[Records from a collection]
---+---

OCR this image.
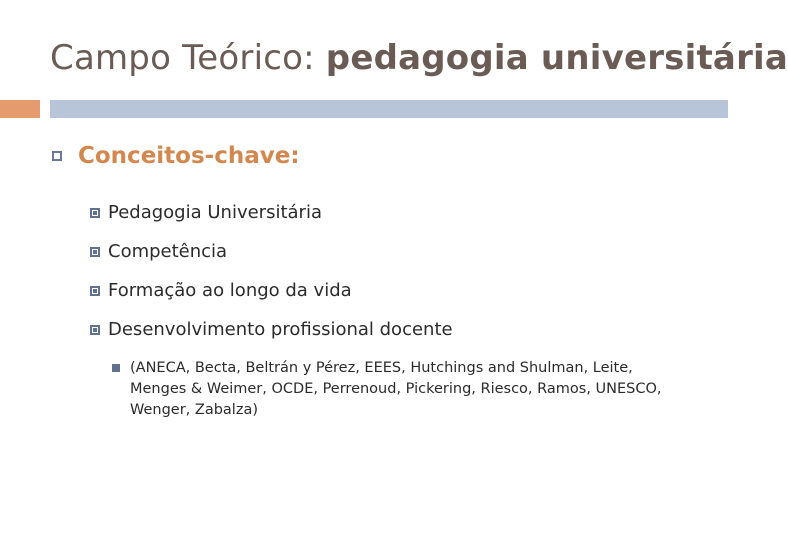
Campo Teórico: pedagogia universitária
Conceitos-chave:
Pedagogia Universitária
Competência
Formação ao longo da vida
Desenvolvimento profissional docente
(ANECA, Becta, Beltrán y Pérez, EEES, Hutchings and Shulman, Leite, Menges & Weimer, OCDE, Perrenoud, Pickering, Riesco, Ramos, UNESCO, Wenger, Zabalza)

---+---

> CHALLENGE
Write out all the entries exactly, except for the pictures.

> RESULT OF THIS EXERCISE
OCR this image.
Campo Teórico: pedagogia universitária
Conceitos-chave:
Pedagogia Universitária
Competência
Formação ao longo da vida
Desenvolvimento profissional docente
(ANECA, Becta, Beltrán y Pérez, EEES, Hutchings and Shulman, Leite, Menges & Weimer, OCDE, Perrenoud, Pickering, Riesco, Ramos, UNESCO, Wenger, Zabalza)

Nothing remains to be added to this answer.